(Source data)

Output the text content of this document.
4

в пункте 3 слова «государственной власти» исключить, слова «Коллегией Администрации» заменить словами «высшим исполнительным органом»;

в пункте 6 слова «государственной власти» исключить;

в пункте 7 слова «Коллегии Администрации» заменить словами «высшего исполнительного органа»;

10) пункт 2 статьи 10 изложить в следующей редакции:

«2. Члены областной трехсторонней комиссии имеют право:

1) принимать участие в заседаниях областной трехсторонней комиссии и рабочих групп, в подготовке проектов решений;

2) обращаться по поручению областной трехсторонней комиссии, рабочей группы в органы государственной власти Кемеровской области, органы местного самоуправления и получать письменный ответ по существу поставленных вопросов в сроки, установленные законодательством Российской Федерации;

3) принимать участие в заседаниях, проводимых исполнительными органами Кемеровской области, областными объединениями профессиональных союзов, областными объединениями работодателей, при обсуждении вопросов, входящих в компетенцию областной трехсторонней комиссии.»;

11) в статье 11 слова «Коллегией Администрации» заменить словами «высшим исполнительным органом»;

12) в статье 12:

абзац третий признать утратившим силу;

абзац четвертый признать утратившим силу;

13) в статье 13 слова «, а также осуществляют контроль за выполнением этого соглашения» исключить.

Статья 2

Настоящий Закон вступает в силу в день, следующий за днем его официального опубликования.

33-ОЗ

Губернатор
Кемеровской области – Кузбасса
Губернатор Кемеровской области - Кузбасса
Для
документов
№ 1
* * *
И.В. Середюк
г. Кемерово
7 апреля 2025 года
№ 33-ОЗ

• [Prompt]: Gather all lines where the word "Губернатор" appears.

• [Expected answer]:
Губернатор
Губернатор Кемеровской области - Кузбасса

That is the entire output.